▸ **Task instructions**: Go through the listing and pick out each line with the word "this" in it.
[START OF Data provided]
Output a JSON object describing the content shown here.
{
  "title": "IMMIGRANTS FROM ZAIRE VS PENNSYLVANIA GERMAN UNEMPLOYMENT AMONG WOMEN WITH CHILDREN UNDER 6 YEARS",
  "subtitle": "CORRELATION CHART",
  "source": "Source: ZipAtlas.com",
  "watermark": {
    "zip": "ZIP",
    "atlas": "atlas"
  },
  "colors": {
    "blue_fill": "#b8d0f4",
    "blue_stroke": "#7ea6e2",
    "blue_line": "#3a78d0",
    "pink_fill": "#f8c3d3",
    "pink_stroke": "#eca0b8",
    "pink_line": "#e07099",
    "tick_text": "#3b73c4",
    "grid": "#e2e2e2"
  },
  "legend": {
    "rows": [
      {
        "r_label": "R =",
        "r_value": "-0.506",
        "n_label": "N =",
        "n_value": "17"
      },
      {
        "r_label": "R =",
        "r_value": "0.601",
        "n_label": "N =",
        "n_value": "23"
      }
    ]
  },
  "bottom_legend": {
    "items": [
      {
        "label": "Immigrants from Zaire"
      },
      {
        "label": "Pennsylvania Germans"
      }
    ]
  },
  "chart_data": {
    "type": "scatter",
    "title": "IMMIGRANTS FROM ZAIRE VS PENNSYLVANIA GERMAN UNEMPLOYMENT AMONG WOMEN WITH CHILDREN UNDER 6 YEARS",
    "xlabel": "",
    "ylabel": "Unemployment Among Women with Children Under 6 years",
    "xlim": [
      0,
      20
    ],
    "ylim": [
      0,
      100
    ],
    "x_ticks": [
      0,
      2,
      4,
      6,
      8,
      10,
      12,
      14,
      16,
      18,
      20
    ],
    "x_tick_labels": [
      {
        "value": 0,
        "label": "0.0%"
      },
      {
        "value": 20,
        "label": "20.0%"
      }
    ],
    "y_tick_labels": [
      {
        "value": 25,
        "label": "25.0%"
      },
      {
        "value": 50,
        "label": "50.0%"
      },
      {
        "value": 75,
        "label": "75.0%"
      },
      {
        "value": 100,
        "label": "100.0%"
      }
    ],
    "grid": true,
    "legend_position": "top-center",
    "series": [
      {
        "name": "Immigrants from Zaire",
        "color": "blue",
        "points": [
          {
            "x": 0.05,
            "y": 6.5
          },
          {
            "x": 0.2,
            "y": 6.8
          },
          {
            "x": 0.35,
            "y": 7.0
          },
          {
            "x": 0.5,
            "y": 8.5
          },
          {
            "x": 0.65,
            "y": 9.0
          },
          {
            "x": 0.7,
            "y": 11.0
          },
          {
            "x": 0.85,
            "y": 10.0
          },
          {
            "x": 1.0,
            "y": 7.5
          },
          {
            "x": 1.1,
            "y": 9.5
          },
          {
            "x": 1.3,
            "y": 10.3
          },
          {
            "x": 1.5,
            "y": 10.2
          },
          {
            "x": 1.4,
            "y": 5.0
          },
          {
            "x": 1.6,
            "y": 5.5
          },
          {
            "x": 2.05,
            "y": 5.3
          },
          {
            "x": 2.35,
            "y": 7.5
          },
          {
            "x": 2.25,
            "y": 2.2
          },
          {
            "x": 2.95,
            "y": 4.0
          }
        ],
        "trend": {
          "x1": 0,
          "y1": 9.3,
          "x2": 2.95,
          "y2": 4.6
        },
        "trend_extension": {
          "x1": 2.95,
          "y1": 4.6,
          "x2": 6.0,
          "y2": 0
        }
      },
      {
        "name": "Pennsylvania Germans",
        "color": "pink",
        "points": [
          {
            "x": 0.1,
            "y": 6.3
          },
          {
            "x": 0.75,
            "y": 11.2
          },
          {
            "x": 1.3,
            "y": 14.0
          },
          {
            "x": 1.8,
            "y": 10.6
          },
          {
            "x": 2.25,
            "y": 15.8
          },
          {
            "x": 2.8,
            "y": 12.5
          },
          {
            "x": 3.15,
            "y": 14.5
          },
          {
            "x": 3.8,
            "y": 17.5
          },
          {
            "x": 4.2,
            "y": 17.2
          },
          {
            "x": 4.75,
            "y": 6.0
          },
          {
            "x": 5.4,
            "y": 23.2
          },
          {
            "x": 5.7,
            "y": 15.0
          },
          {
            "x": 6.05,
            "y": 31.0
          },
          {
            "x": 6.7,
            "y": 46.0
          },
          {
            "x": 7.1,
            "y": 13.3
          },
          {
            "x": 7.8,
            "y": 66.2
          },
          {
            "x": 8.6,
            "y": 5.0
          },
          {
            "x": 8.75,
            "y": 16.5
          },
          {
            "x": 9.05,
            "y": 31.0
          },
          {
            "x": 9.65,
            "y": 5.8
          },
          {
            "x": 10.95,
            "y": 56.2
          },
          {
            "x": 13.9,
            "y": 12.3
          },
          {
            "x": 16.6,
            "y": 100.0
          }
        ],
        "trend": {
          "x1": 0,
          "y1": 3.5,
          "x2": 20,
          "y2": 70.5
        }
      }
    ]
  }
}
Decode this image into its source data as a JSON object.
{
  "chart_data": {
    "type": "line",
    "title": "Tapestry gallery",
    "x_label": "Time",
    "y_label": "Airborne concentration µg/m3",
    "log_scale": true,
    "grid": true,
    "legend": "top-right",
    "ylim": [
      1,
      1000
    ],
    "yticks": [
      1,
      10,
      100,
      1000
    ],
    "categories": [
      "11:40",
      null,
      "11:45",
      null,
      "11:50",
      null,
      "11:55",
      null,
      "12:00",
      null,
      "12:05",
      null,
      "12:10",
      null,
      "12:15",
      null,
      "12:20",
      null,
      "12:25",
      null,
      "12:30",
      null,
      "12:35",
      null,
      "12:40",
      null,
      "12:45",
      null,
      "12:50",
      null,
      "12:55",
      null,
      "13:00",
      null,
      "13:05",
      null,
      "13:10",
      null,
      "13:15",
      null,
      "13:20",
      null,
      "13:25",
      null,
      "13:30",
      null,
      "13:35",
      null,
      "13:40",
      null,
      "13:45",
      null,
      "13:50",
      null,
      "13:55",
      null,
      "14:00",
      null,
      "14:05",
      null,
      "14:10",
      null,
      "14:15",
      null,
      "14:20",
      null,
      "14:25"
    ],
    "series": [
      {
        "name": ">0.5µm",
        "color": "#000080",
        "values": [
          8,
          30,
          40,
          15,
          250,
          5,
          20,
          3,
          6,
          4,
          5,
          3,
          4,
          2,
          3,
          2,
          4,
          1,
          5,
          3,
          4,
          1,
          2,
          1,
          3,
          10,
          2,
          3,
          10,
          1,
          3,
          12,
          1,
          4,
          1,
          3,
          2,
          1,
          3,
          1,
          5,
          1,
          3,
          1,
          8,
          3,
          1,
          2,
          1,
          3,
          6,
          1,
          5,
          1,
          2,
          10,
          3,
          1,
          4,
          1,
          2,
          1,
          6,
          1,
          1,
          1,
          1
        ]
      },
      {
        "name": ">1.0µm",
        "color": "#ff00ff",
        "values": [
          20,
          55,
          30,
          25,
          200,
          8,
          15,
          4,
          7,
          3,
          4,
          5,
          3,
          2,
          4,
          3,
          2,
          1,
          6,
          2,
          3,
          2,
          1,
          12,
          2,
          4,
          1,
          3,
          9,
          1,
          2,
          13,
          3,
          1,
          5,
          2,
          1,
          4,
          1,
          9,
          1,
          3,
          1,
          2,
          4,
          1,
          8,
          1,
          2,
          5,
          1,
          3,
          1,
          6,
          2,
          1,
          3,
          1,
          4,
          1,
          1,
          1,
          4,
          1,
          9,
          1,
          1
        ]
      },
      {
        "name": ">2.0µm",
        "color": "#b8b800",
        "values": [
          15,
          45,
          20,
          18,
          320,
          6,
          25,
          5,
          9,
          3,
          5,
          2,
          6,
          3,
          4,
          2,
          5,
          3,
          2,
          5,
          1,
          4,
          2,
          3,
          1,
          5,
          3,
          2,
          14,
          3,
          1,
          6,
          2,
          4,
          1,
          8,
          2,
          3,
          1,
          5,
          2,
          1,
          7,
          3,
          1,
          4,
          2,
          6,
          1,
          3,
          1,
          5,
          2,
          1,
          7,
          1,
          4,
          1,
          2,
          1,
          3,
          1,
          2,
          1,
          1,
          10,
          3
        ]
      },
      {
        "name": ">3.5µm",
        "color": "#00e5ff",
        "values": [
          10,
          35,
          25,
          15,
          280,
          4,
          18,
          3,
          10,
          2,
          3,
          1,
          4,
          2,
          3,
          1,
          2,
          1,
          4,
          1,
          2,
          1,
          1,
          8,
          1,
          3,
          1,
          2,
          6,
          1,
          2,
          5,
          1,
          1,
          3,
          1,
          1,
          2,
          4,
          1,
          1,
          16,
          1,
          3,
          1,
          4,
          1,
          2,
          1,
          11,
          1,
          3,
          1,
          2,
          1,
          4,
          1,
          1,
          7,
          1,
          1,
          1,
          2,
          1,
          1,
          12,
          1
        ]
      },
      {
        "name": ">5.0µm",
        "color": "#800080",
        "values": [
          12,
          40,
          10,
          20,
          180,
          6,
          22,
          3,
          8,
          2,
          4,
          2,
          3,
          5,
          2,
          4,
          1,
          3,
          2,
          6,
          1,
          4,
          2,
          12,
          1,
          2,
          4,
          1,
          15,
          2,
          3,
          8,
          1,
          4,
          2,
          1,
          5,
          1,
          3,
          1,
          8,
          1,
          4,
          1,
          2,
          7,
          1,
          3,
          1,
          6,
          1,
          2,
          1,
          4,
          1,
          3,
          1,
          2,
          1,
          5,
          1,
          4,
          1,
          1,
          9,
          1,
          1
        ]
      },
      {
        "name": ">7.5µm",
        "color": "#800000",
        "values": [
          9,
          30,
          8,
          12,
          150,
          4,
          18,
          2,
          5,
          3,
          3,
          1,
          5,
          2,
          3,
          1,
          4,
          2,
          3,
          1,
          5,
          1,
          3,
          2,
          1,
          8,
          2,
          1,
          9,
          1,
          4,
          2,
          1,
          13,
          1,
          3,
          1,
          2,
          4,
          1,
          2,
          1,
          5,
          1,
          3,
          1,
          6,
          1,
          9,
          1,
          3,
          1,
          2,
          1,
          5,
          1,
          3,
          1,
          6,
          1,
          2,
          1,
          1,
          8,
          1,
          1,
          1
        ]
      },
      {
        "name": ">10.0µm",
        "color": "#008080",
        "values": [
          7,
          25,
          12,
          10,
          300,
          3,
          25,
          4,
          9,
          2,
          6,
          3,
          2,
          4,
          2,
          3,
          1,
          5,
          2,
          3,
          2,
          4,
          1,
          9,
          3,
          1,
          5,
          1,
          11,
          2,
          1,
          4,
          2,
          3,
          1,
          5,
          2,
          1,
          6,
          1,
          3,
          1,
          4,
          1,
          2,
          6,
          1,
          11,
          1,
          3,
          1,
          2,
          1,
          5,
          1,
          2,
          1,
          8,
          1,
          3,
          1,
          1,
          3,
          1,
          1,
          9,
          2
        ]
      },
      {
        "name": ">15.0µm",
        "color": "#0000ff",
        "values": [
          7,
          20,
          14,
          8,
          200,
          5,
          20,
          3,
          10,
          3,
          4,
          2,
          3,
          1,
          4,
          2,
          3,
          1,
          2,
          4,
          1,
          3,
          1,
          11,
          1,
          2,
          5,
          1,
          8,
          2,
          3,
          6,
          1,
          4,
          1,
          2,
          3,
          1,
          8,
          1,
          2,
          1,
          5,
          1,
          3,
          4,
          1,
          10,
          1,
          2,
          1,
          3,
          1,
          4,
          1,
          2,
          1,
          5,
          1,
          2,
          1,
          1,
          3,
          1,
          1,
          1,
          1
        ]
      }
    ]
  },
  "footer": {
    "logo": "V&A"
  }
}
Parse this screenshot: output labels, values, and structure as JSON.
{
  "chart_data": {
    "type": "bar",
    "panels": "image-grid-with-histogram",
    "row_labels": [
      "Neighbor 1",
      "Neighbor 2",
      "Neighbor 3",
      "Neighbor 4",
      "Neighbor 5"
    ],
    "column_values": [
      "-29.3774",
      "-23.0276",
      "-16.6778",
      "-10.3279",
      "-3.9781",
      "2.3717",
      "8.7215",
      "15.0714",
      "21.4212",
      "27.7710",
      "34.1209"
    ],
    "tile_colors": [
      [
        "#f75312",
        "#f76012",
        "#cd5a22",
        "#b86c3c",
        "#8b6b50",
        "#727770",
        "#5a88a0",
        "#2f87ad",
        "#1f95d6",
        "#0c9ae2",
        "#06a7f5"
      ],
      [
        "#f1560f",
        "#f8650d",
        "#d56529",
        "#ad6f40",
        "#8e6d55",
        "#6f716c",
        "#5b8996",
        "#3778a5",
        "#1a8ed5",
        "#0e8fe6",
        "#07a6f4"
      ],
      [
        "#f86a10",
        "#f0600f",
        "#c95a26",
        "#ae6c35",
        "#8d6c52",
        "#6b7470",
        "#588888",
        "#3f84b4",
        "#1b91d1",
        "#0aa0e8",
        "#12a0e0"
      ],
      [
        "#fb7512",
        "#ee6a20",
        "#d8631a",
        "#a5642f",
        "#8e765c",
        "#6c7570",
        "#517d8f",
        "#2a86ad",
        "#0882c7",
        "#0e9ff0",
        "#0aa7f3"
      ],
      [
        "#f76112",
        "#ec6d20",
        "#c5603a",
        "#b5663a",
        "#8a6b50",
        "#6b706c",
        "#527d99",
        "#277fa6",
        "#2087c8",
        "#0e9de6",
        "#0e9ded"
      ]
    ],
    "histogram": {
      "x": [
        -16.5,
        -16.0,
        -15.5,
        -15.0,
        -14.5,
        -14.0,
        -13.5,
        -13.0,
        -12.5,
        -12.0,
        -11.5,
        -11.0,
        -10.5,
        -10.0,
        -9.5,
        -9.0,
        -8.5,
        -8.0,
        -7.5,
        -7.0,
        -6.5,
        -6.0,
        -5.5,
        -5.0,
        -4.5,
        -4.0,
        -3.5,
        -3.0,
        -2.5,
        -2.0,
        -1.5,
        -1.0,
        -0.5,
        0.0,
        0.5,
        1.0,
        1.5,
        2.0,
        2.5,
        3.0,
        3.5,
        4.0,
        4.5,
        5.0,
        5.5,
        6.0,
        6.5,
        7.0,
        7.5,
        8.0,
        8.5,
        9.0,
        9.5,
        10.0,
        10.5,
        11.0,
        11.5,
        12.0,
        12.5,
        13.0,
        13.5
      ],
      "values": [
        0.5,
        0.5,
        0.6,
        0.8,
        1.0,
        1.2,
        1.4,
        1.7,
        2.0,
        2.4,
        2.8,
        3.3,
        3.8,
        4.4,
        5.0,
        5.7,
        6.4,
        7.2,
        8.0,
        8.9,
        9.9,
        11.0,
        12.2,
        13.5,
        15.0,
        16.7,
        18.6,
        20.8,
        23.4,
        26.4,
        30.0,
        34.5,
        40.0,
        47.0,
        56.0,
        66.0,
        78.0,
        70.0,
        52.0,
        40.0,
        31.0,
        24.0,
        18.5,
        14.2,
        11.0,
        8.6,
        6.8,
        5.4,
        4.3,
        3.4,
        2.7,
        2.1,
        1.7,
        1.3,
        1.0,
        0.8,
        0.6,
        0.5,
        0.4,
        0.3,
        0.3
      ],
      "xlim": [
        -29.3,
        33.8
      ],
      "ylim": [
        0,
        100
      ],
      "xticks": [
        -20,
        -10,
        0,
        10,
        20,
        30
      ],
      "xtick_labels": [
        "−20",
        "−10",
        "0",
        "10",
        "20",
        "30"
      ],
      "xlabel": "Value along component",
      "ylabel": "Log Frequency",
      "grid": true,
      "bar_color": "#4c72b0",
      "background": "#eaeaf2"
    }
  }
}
[END OF Data provided]
▸ **Final result**:
Decode this image into its source data as a JSON object.
Parse this screenshot: output labels, values, and structure as JSON.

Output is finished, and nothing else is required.